### DATA FOR THIS EXERCISE

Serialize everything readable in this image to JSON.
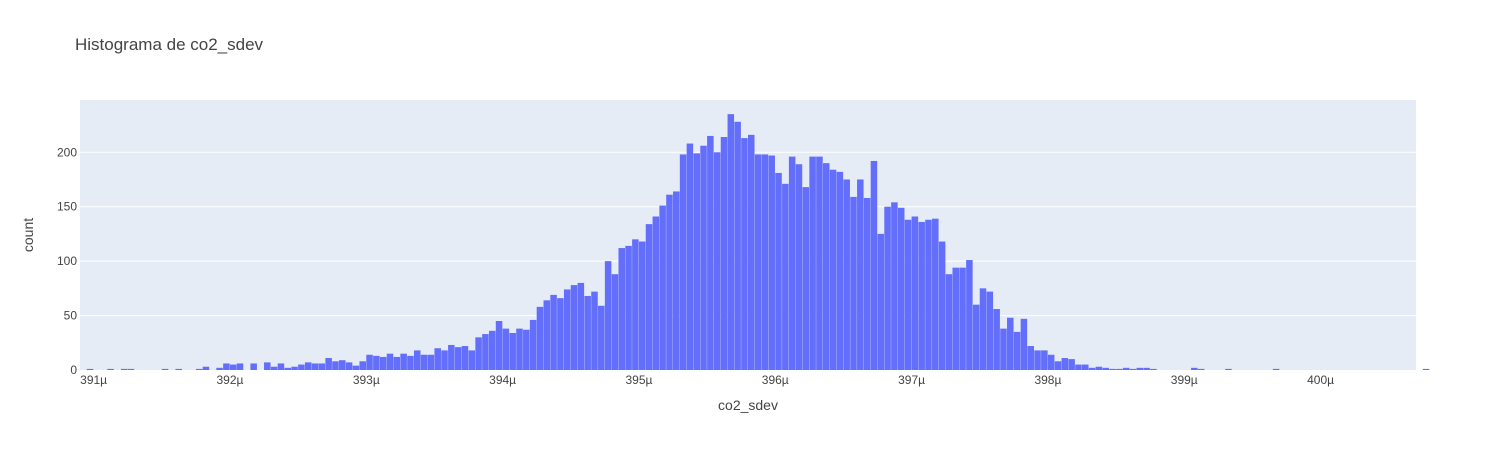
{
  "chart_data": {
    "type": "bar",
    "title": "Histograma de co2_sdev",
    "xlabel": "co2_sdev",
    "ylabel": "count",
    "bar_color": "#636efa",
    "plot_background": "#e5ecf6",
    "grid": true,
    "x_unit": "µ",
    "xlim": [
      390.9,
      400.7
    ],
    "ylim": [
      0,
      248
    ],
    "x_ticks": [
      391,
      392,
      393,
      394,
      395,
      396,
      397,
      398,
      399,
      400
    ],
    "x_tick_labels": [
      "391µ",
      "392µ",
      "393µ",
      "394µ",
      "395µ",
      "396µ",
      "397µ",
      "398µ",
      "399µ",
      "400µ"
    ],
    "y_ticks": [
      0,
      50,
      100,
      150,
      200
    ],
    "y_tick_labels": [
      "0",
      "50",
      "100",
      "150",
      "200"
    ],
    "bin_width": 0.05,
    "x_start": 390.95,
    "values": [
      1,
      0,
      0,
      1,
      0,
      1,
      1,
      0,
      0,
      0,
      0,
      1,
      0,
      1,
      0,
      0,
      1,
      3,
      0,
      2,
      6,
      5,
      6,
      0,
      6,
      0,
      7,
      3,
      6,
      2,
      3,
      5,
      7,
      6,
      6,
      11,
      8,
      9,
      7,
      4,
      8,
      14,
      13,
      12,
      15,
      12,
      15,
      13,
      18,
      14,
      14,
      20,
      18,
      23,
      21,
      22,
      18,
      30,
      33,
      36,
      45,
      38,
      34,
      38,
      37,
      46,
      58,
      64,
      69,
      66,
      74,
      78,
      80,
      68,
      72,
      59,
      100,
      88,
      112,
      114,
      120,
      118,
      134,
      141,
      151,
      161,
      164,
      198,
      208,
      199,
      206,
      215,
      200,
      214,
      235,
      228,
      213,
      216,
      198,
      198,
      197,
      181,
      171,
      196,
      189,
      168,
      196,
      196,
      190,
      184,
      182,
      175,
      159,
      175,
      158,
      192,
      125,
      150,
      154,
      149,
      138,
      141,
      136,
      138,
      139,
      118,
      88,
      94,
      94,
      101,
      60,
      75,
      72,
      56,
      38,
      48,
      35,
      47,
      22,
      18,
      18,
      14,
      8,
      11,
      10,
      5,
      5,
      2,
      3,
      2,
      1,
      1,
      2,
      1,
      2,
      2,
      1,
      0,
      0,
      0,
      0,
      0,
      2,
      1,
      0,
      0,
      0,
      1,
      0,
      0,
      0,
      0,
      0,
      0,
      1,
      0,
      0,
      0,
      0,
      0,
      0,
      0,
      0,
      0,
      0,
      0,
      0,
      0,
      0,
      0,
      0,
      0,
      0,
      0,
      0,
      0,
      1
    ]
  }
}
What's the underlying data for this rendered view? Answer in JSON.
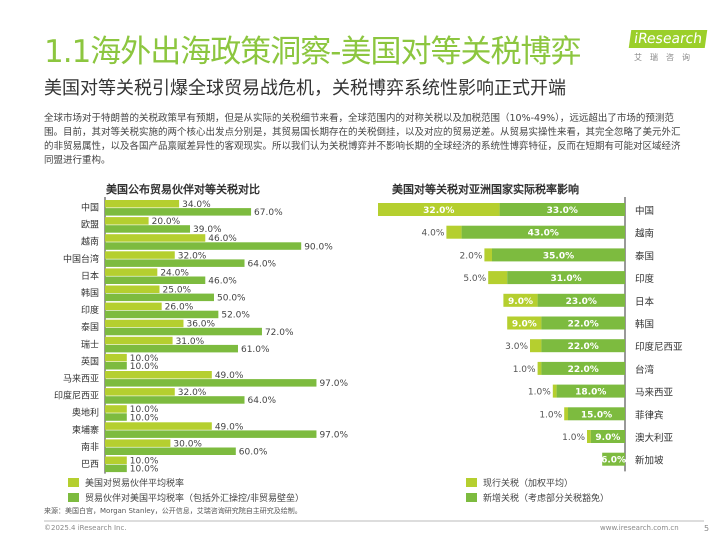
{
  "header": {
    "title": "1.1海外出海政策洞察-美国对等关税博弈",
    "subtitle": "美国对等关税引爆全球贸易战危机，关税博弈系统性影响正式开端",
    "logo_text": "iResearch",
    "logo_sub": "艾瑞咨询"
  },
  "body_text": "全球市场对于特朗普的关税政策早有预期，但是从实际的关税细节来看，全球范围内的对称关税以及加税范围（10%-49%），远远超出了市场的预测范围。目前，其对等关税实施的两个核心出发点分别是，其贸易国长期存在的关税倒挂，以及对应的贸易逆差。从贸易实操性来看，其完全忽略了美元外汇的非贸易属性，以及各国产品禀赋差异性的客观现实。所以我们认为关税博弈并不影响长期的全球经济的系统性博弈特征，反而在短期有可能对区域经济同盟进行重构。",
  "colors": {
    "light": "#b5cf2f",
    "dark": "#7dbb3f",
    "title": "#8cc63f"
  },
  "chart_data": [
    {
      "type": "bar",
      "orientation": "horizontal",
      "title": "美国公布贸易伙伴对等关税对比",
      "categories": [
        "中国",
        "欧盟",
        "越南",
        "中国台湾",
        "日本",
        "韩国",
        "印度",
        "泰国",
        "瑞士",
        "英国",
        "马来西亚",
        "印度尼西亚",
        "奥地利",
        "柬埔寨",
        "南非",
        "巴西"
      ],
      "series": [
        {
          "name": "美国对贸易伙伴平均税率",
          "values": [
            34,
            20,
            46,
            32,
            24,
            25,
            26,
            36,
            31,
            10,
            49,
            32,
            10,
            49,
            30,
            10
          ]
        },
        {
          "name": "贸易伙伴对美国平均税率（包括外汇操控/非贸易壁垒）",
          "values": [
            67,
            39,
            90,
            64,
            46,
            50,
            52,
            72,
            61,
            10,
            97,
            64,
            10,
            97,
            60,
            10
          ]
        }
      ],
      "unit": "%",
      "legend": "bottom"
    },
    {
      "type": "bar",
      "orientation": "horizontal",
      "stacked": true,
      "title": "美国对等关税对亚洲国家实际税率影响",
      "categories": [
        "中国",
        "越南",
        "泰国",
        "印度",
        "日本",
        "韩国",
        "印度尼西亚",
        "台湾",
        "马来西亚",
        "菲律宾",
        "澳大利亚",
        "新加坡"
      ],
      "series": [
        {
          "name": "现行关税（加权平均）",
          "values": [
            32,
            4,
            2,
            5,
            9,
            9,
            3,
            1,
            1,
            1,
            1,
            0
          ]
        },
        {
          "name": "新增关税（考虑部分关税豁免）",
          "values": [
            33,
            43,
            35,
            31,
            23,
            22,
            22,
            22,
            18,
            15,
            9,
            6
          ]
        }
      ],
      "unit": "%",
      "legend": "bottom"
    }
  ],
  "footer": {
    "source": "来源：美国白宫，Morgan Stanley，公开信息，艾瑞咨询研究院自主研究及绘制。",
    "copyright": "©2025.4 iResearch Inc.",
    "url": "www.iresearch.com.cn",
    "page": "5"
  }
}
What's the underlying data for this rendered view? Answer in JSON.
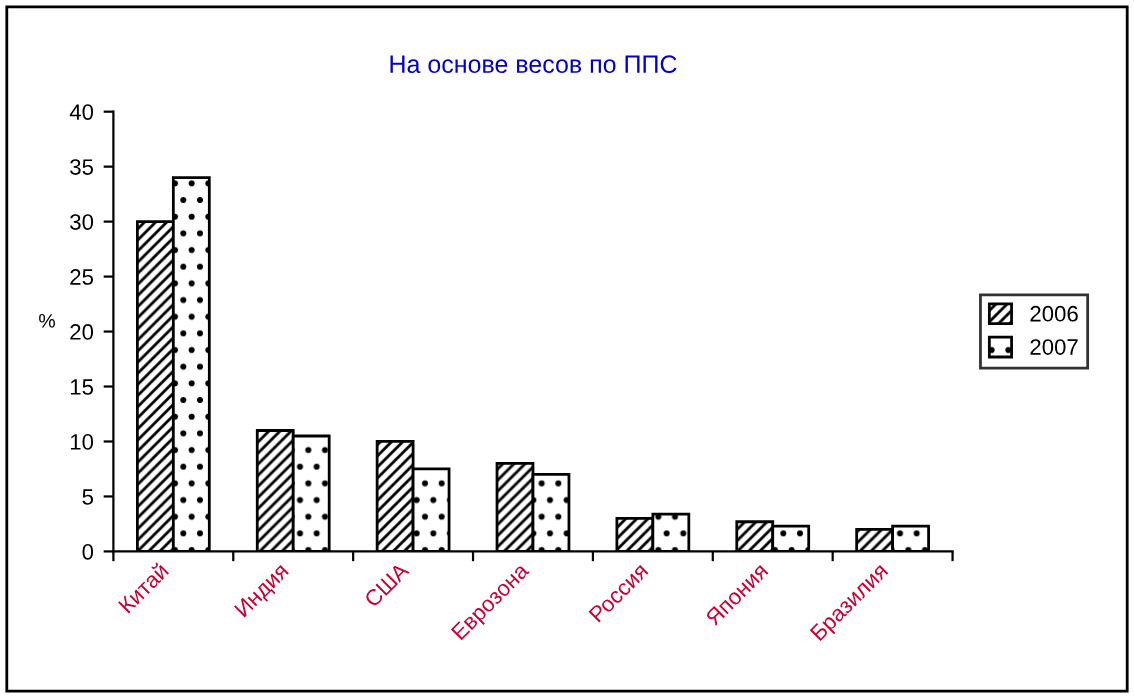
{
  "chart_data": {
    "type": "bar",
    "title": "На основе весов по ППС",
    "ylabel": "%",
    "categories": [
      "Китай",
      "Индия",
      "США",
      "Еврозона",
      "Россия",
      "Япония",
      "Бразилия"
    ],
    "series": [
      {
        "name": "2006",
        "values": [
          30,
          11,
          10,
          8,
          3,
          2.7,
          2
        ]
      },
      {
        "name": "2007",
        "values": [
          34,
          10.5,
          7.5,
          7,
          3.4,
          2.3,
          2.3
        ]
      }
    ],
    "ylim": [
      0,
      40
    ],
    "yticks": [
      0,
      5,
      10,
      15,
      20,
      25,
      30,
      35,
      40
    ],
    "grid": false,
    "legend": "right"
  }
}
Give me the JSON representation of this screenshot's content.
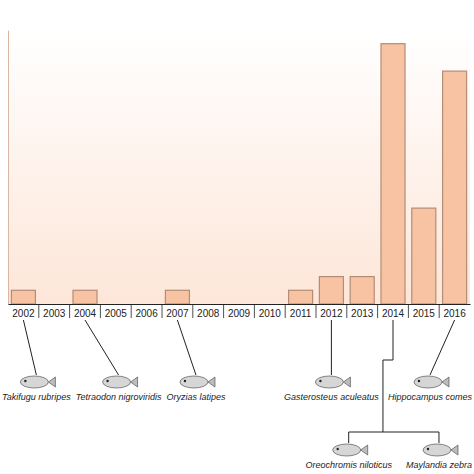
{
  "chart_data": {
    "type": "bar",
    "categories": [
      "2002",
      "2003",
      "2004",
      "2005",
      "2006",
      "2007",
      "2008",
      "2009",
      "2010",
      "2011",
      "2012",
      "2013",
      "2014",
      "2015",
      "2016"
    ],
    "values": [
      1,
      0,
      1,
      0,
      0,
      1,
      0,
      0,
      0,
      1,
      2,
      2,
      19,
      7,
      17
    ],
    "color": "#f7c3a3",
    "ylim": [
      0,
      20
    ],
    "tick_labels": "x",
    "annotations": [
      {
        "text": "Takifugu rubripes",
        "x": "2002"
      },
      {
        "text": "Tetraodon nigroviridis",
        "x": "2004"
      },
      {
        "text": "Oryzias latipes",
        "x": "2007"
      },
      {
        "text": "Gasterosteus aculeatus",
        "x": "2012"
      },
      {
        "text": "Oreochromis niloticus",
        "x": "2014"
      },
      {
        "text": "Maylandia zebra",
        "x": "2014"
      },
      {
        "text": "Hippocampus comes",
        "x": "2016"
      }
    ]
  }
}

######

■ SHORT TASK
Return all lines with the word "JSON" in them.

■ WRITTEN REPLY
Serialize everything readable in this image to JSON.
What's the underlying data for this rendered view? Answer in JSON.
What's the underlying data for this rendered view? Answer in JSON.
Give me the JSON representation of this screenshot's content.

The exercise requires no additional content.